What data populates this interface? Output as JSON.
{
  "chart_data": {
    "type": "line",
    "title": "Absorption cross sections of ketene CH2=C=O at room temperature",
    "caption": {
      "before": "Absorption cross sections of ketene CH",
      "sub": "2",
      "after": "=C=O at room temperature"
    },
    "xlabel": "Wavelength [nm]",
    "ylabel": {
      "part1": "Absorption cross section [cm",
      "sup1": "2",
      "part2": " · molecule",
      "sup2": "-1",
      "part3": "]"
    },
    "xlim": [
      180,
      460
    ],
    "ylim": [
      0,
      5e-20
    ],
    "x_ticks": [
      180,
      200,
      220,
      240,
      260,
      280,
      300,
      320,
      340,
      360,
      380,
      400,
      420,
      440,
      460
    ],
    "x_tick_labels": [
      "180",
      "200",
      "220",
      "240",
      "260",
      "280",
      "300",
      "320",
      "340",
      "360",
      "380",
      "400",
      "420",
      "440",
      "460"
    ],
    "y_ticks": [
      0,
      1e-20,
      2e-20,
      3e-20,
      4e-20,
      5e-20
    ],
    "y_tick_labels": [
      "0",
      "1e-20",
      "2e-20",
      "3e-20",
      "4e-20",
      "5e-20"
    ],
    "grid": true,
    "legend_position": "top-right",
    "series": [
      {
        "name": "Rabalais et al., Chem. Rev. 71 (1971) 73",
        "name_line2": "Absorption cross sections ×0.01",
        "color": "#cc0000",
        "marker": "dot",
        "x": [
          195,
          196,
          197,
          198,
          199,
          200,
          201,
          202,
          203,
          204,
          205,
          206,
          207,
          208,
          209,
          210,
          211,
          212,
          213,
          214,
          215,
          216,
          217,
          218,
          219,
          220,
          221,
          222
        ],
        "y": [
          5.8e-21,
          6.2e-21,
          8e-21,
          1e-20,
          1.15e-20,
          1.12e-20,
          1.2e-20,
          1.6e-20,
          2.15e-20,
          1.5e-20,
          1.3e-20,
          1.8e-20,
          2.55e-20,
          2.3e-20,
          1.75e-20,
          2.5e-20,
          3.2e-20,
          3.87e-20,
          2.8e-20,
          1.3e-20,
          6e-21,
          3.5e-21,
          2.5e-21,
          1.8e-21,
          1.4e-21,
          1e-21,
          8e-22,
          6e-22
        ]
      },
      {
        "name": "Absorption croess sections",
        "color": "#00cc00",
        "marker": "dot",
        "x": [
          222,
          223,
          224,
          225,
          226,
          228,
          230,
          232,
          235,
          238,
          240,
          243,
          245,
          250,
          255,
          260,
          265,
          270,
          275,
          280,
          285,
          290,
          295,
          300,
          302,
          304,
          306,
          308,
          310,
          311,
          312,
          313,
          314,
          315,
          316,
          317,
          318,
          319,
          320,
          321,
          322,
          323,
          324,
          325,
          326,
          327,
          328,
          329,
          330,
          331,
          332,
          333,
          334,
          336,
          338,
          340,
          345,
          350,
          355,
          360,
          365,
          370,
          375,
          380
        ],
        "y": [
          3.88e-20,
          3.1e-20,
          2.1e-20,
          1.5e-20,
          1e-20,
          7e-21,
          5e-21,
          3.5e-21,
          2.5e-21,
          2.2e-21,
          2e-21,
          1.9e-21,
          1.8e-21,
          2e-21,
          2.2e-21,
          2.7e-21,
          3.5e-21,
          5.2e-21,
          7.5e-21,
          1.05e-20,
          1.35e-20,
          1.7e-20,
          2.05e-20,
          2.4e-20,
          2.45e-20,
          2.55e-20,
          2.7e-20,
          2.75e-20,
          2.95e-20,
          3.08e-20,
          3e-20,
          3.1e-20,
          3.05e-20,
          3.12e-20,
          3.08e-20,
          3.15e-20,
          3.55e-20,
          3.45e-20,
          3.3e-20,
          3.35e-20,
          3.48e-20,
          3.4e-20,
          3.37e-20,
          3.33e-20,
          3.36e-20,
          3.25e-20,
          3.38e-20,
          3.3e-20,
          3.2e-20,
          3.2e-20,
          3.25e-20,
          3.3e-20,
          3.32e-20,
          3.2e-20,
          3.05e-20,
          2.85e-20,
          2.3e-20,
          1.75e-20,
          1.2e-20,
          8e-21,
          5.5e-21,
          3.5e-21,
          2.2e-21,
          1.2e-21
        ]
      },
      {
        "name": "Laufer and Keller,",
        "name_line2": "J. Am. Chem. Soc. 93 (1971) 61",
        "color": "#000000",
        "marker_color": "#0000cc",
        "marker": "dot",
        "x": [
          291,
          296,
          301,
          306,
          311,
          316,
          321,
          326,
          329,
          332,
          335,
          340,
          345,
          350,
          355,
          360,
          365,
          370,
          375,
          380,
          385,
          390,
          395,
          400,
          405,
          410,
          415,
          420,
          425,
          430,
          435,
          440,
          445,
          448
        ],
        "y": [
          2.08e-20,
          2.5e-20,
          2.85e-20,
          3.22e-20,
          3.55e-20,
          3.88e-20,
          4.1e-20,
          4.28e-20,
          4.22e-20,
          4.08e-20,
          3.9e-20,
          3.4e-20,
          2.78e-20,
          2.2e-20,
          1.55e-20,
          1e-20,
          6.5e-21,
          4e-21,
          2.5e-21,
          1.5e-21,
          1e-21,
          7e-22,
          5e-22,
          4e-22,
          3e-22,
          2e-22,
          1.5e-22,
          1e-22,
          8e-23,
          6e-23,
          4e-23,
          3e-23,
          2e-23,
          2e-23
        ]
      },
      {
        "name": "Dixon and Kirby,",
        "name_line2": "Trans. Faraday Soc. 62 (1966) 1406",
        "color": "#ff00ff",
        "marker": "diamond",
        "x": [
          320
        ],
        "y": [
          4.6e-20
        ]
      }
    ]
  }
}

**Problem to solve:** Using the listing above, gather each line that holds the string "Absorption" and copy it.

**Answer to this exercise:**
    "title": "Absorption cross sections of ketene CH2=C=O at room temperature",
      "before": "Absorption cross sections of ketene CH",
      "part1": "Absorption cross section [cm",
        "name_line2": "Absorption cross sections ×0.01",
        "name": "Absorption croess sections",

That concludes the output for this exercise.